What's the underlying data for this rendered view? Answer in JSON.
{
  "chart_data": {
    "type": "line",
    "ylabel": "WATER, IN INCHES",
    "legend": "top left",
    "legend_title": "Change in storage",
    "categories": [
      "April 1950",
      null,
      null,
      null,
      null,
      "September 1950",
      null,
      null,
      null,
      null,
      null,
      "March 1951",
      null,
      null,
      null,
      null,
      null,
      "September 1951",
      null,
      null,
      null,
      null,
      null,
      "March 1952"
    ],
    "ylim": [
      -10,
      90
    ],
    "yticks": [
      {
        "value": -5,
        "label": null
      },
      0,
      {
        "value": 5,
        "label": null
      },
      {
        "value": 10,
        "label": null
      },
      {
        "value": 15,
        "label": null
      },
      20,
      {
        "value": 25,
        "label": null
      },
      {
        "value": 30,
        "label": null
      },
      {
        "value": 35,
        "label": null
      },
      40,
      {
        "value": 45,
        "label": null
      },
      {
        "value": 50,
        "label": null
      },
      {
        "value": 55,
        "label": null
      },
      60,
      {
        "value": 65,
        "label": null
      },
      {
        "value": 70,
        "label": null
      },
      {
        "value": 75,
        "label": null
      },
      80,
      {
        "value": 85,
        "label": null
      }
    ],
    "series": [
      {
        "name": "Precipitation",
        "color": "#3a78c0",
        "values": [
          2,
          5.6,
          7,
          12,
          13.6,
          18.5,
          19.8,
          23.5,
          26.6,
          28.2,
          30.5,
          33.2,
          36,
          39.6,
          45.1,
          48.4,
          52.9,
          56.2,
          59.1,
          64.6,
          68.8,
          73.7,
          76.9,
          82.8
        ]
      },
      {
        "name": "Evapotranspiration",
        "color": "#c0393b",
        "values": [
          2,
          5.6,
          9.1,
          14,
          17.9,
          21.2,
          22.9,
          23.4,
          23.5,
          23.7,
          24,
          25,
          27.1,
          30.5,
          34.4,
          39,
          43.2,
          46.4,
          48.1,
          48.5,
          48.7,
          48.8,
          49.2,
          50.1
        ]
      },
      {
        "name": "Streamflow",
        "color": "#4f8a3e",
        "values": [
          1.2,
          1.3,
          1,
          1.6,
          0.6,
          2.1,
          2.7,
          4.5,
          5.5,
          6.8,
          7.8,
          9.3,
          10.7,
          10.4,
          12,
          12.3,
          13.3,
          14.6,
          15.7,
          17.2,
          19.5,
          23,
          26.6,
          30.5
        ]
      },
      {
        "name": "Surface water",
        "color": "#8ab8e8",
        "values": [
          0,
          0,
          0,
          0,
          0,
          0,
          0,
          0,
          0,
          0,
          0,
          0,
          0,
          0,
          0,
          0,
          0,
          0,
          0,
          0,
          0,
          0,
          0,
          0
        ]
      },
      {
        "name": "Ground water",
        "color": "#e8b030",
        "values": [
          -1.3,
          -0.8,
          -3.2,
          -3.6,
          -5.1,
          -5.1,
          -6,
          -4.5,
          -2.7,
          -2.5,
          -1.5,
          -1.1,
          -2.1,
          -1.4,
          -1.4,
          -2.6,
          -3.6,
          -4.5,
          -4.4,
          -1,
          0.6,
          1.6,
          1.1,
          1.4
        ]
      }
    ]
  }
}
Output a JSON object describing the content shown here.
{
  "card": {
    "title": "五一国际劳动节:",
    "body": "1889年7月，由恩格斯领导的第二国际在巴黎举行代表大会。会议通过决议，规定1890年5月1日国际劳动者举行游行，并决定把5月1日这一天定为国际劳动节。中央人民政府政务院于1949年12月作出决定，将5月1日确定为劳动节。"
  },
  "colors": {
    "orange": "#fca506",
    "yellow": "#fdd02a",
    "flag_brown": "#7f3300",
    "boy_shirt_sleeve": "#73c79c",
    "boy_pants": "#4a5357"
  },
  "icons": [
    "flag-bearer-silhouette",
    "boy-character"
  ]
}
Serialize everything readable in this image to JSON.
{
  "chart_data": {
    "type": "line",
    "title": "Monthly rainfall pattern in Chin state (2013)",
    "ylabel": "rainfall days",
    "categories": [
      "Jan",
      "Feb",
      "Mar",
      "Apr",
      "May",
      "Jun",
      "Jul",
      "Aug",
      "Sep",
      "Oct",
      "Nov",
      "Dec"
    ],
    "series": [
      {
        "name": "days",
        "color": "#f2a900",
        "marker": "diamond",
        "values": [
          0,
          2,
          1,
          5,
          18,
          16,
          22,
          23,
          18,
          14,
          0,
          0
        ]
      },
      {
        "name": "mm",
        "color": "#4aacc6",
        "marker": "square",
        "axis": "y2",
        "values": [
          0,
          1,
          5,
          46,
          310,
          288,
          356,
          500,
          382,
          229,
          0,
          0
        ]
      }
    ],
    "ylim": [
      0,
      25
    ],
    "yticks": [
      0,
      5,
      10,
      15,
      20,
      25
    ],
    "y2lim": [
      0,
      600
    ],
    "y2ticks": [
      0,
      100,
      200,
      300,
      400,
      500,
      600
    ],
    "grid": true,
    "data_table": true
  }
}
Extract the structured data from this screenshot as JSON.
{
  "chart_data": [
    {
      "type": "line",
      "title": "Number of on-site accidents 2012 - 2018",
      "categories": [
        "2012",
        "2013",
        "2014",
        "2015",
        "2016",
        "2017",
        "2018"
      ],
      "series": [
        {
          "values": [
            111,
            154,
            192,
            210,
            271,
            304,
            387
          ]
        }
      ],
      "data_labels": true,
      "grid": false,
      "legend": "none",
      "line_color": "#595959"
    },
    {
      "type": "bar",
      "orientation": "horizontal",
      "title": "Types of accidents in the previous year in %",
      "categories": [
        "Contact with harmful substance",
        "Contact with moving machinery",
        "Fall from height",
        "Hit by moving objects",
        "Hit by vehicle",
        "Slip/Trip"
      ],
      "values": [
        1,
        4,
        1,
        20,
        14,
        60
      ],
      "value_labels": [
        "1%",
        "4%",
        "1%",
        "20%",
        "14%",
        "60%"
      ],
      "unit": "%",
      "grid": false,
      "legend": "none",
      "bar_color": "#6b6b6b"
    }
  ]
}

---

→ Exercise description: Report how many lines of the entries hold the word "rainfall". Nothing else is needed.

→ Expected answer: 2